Your instructions: Reproduce every line of the data below exactly, changing no character and omitting nothing.

Given data:
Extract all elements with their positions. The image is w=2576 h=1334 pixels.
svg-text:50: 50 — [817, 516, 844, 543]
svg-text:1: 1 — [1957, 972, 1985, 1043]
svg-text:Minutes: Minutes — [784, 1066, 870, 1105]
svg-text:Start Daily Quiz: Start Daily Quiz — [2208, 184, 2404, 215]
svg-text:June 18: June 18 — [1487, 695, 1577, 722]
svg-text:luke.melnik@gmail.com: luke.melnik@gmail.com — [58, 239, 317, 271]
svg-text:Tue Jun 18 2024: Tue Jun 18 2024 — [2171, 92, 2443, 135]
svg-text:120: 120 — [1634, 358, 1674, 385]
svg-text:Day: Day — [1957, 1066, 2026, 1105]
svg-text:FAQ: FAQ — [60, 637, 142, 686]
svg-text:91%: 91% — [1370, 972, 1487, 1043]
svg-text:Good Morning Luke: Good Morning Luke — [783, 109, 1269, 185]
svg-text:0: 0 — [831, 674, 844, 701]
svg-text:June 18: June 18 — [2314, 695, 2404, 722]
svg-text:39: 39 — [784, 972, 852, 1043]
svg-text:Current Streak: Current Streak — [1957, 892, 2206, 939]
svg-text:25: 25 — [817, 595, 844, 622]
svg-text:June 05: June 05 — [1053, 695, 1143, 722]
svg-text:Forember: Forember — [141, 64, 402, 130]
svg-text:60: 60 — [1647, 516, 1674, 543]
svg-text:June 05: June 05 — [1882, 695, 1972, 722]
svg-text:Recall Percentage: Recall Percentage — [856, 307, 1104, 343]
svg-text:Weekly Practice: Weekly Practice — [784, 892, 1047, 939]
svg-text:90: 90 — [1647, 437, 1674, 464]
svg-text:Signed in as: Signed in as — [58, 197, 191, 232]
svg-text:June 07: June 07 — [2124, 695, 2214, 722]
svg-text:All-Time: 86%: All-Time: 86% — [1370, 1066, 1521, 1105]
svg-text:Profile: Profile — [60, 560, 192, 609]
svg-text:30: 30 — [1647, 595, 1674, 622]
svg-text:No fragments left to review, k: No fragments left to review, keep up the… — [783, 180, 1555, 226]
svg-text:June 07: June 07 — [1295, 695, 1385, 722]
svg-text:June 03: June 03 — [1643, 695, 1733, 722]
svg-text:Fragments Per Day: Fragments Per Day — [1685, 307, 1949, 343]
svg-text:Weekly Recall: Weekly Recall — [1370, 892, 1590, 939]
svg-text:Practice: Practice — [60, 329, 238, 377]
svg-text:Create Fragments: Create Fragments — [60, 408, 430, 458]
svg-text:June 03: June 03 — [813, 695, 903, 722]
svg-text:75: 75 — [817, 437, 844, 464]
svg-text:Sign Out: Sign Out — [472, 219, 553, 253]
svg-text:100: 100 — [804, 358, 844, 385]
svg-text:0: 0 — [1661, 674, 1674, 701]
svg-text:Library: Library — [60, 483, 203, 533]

Full solution:
Extract all elements with their positions. The image is w=2576 h=1334 pixels.
svg-text:50: 50 — [817, 516, 844, 543]
svg-text:1: 1 — [1957, 972, 1985, 1043]
svg-text:Minutes: Minutes — [784, 1066, 870, 1105]
svg-text:Start Daily Quiz: Start Daily Quiz — [2208, 184, 2404, 215]
svg-text:June 18: June 18 — [1487, 695, 1577, 722]
svg-text:luke.melnik@gmail.com: luke.melnik@gmail.com — [58, 239, 317, 271]
svg-text:Tue Jun 18 2024: Tue Jun 18 2024 — [2171, 92, 2443, 135]
svg-text:120: 120 — [1634, 358, 1674, 385]
svg-text:Day: Day — [1957, 1066, 2026, 1105]
svg-text:FAQ: FAQ — [60, 637, 142, 686]
svg-text:91%: 91% — [1370, 972, 1487, 1043]
svg-text:Good Morning Luke: Good Morning Luke — [783, 109, 1269, 185]
svg-text:0: 0 — [831, 674, 844, 701]
svg-text:June 18: June 18 — [2314, 695, 2404, 722]
svg-text:39: 39 — [784, 972, 852, 1043]
svg-text:Current Streak: Current Streak — [1957, 892, 2206, 939]
svg-text:25: 25 — [817, 595, 844, 622]
svg-text:June 05: June 05 — [1053, 695, 1143, 722]
svg-text:Forember: Forember — [141, 64, 402, 130]
svg-text:60: 60 — [1647, 516, 1674, 543]
svg-text:June 05: June 05 — [1882, 695, 1972, 722]
svg-text:Recall Percentage: Recall Percentage — [856, 307, 1104, 343]
svg-text:Weekly Practice: Weekly Practice — [784, 892, 1047, 939]
svg-text:90: 90 — [1647, 437, 1674, 464]
svg-text:Signed in as: Signed in as — [58, 197, 191, 232]
svg-text:June 07: June 07 — [2124, 695, 2214, 722]
svg-text:All-Time: 86%: All-Time: 86% — [1370, 1066, 1521, 1105]
svg-text:Profile: Profile — [60, 560, 192, 609]
svg-text:30: 30 — [1647, 595, 1674, 622]
svg-text:No fragments left to review, k: No fragments left to review, keep up the… — [783, 180, 1555, 226]
svg-text:June 07: June 07 — [1295, 695, 1385, 722]
svg-text:June 03: June 03 — [1643, 695, 1733, 722]
svg-text:Fragments Per Day: Fragments Per Day — [1685, 307, 1949, 343]
svg-text:Weekly Recall: Weekly Recall — [1370, 892, 1590, 939]
svg-text:Practice: Practice — [60, 329, 238, 377]
svg-text:Create Fragments: Create Fragments — [60, 408, 430, 458]
svg-text:June 03: June 03 — [813, 695, 903, 722]
svg-text:75: 75 — [817, 437, 844, 464]
svg-text:Sign Out: Sign Out — [472, 219, 553, 253]
svg-text:100: 100 — [804, 358, 844, 385]
svg-text:0: 0 — [1661, 674, 1674, 701]
svg-text:Library: Library — [60, 483, 203, 533]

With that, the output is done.